■ Records from a dataset

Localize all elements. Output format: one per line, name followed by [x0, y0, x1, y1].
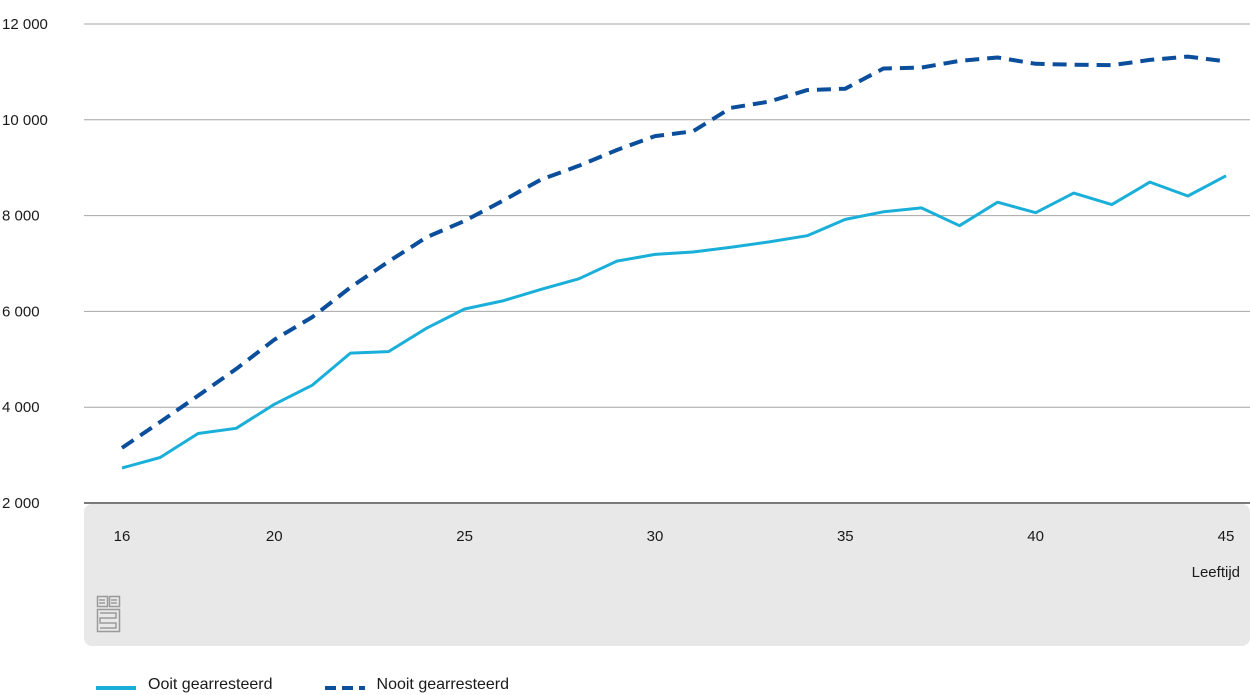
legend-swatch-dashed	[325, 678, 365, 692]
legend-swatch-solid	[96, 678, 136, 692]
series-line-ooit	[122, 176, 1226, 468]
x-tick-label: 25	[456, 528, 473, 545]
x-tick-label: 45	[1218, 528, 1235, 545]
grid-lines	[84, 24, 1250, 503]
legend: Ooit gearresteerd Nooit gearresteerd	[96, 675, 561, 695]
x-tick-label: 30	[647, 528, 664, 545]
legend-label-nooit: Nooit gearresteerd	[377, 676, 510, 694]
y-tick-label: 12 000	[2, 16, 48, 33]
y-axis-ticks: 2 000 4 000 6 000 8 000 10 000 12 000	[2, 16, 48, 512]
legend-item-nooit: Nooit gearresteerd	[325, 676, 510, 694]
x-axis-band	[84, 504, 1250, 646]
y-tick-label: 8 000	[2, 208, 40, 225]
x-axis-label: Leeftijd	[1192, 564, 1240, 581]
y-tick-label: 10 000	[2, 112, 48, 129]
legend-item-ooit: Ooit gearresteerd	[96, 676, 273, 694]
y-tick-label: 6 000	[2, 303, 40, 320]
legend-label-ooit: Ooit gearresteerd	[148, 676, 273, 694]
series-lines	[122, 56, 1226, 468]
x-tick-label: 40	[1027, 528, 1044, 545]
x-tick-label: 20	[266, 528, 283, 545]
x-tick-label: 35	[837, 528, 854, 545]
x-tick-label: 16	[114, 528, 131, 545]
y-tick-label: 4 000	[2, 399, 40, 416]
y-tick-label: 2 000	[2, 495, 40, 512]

==

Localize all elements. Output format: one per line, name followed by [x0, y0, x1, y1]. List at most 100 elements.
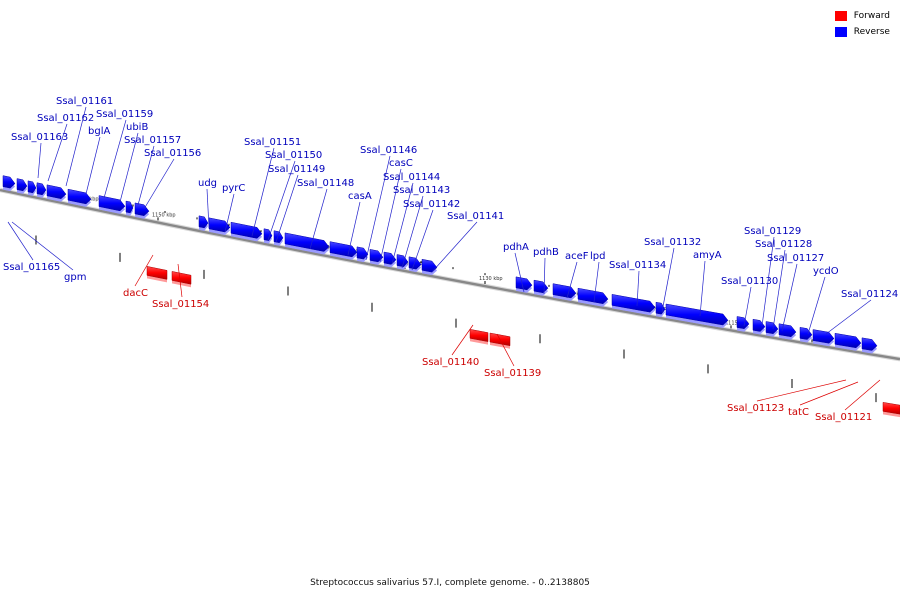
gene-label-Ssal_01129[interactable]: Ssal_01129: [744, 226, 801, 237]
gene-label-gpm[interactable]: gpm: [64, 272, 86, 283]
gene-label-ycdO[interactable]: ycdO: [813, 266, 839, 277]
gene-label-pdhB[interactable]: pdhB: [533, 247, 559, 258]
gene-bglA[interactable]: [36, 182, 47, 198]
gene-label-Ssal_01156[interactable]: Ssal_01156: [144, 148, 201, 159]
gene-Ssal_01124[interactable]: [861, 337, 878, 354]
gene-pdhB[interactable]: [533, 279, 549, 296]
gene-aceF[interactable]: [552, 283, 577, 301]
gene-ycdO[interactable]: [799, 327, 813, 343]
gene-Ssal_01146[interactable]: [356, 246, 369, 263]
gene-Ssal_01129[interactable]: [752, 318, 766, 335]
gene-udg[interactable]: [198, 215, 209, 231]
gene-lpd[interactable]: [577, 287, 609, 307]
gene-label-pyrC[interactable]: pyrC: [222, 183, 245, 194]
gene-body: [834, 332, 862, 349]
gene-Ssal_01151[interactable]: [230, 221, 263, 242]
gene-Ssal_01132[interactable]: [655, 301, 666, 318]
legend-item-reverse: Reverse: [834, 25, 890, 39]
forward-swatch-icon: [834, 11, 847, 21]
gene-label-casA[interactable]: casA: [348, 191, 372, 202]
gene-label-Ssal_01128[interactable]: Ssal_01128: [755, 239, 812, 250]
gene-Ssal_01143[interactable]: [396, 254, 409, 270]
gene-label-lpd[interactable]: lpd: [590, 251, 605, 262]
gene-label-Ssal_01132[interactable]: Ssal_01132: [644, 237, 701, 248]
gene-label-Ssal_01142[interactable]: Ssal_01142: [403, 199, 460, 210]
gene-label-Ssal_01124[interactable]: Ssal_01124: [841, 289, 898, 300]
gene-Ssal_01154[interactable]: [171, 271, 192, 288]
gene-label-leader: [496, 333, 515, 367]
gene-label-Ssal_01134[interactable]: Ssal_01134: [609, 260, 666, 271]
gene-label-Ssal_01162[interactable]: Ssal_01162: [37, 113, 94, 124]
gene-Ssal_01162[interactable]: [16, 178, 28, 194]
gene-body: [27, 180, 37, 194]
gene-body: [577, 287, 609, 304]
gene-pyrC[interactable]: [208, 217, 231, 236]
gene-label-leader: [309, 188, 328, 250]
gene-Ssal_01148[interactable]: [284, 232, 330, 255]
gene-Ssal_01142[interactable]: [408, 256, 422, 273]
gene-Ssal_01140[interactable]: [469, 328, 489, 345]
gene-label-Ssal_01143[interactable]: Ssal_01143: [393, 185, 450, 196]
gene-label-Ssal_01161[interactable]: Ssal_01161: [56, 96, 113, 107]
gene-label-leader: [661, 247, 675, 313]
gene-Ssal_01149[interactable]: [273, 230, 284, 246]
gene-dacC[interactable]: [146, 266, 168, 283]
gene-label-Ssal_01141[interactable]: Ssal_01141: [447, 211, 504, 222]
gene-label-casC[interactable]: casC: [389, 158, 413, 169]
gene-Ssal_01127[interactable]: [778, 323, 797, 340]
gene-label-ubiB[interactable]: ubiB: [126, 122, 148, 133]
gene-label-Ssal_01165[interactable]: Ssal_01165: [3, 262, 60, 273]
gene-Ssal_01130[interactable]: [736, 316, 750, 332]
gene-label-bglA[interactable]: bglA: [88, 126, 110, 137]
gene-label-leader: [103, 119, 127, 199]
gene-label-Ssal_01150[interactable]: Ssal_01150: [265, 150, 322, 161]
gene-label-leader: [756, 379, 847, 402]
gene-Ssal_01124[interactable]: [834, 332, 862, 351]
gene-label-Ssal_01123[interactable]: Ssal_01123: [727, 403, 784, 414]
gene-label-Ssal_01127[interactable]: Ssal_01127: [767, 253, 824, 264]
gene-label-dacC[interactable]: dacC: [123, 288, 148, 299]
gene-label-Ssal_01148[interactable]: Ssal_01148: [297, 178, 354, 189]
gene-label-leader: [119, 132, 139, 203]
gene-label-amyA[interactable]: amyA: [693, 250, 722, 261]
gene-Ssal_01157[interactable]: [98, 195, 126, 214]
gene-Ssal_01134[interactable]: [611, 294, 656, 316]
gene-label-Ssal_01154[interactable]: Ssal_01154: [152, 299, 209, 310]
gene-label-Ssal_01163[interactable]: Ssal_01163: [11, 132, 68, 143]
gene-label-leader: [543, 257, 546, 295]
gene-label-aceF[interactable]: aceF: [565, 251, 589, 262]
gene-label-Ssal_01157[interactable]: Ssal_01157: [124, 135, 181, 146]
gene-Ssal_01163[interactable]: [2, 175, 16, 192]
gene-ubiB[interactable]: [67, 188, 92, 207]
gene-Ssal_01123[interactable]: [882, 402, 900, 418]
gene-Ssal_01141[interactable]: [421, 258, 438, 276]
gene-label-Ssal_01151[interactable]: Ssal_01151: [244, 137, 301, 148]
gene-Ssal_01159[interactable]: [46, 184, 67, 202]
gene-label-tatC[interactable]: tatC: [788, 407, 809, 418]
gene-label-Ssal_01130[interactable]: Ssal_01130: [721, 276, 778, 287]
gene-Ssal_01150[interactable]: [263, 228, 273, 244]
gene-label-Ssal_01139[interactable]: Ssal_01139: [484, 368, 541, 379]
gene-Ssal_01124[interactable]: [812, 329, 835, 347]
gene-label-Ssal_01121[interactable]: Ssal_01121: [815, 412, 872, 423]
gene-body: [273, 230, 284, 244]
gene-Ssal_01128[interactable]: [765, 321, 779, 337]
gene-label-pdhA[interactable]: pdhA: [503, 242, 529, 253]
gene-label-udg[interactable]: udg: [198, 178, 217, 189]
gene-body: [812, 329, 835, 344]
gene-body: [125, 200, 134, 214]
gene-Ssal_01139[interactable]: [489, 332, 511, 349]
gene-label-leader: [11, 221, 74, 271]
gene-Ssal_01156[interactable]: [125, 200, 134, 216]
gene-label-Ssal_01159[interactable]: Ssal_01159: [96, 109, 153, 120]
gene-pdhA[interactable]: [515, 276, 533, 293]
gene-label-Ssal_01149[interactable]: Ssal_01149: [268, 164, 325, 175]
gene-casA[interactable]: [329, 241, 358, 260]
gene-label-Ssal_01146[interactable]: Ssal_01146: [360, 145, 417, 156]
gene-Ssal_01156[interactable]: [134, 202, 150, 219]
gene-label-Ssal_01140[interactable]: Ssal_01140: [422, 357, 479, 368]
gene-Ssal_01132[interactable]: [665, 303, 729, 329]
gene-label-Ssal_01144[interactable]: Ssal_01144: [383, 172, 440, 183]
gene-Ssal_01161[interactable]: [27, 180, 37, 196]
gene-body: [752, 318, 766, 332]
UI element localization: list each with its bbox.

==

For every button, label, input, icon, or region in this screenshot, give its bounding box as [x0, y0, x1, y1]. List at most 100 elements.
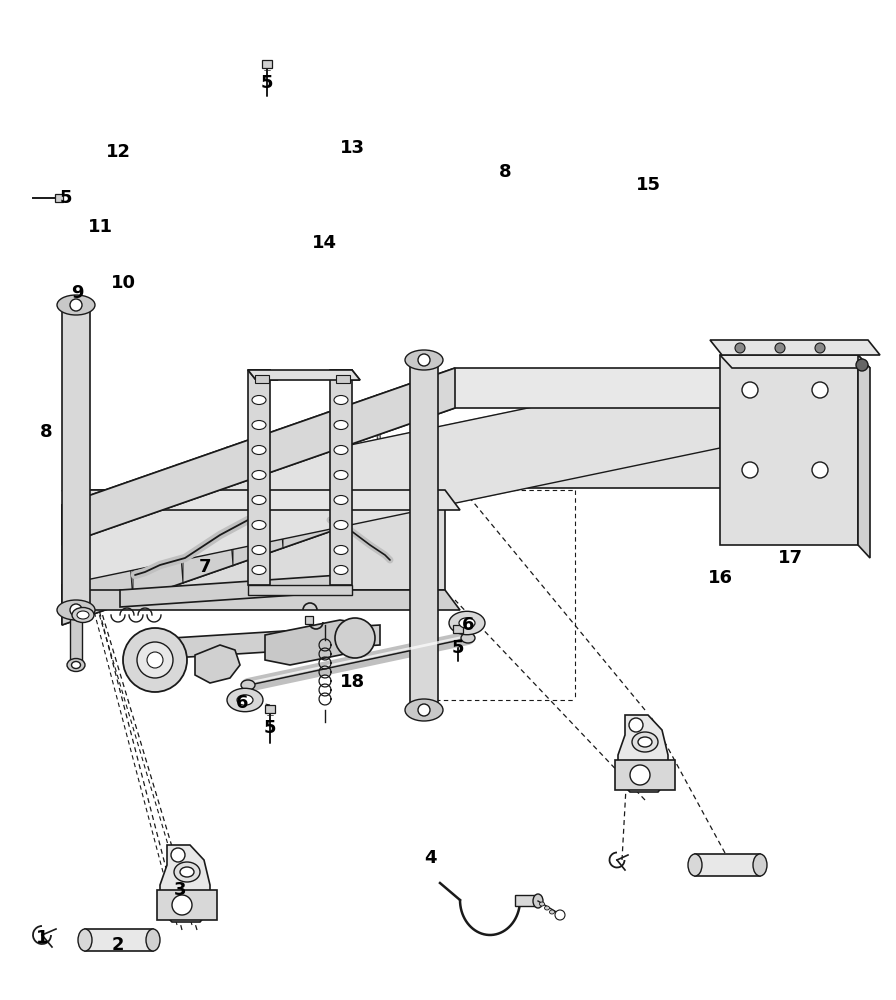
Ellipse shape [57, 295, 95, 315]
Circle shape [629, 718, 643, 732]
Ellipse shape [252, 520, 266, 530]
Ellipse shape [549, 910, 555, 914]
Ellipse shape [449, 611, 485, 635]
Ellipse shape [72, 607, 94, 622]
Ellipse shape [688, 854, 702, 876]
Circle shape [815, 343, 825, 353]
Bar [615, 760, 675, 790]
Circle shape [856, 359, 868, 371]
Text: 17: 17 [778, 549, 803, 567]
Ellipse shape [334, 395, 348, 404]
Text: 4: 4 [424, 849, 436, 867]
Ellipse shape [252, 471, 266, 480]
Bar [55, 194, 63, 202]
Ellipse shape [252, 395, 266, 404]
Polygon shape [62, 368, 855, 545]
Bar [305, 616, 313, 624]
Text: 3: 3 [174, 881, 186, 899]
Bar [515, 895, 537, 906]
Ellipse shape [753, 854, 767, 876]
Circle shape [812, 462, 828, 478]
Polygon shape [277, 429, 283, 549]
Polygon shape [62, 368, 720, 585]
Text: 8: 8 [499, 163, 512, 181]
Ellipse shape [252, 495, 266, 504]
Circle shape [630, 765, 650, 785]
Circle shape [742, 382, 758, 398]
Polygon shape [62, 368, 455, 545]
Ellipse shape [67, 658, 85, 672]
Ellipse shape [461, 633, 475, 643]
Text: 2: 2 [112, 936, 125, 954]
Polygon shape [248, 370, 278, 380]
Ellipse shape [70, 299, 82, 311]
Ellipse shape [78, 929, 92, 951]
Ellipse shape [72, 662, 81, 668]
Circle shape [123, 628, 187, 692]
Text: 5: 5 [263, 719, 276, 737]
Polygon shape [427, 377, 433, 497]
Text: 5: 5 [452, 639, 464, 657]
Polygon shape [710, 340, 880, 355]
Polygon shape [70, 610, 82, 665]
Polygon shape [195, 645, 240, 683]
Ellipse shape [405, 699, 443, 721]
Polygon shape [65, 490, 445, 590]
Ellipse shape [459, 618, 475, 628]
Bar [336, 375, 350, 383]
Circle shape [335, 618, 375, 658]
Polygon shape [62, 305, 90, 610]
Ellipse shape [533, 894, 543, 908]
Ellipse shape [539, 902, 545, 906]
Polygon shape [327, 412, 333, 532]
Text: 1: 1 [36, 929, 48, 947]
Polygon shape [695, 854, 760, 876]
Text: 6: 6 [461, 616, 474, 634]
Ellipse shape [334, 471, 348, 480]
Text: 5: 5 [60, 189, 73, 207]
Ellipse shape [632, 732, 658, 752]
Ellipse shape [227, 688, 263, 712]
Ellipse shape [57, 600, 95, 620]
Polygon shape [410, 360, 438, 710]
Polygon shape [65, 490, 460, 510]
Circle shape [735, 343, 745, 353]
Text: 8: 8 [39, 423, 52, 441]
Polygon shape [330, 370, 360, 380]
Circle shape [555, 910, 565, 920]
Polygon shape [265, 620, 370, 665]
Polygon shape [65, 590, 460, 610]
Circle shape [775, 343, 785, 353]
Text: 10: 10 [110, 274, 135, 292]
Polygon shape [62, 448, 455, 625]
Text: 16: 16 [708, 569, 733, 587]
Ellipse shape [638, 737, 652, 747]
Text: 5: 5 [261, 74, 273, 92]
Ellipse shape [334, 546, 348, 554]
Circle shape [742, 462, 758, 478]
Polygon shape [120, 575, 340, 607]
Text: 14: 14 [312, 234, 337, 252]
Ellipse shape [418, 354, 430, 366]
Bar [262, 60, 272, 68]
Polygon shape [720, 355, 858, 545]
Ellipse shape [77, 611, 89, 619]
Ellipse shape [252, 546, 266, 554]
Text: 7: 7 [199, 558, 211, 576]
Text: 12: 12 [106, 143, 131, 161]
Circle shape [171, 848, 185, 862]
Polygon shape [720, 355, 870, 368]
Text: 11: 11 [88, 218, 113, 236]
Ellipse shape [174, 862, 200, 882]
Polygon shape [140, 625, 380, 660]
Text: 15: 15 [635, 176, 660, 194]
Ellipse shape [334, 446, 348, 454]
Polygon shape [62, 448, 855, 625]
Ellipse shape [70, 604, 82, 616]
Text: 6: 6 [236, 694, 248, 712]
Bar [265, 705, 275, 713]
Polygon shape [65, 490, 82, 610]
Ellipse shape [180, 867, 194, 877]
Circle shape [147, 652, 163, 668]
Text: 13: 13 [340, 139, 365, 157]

■ Task prompt
Copy out only the lines between the one holding "Ellipse shape [57, 295, 95, 315]" and the one holding "Ellipse shape [334, 395, 348, 404]", inclusive, with "Circle shape" replaced by "Disk shape" everywhere and nothing else altered.

■ Final result
Ellipse shape [57, 295, 95, 315]
Disk shape [629, 718, 643, 732]
Ellipse shape [252, 520, 266, 530]
Ellipse shape [549, 910, 555, 914]
Ellipse shape [449, 611, 485, 635]
Ellipse shape [72, 607, 94, 622]
Ellipse shape [688, 854, 702, 876]
Disk shape [815, 343, 825, 353]
Bar [615, 760, 675, 790]
Disk shape [856, 359, 868, 371]
Text: 17: 17 [778, 549, 803, 567]
Ellipse shape [334, 395, 348, 404]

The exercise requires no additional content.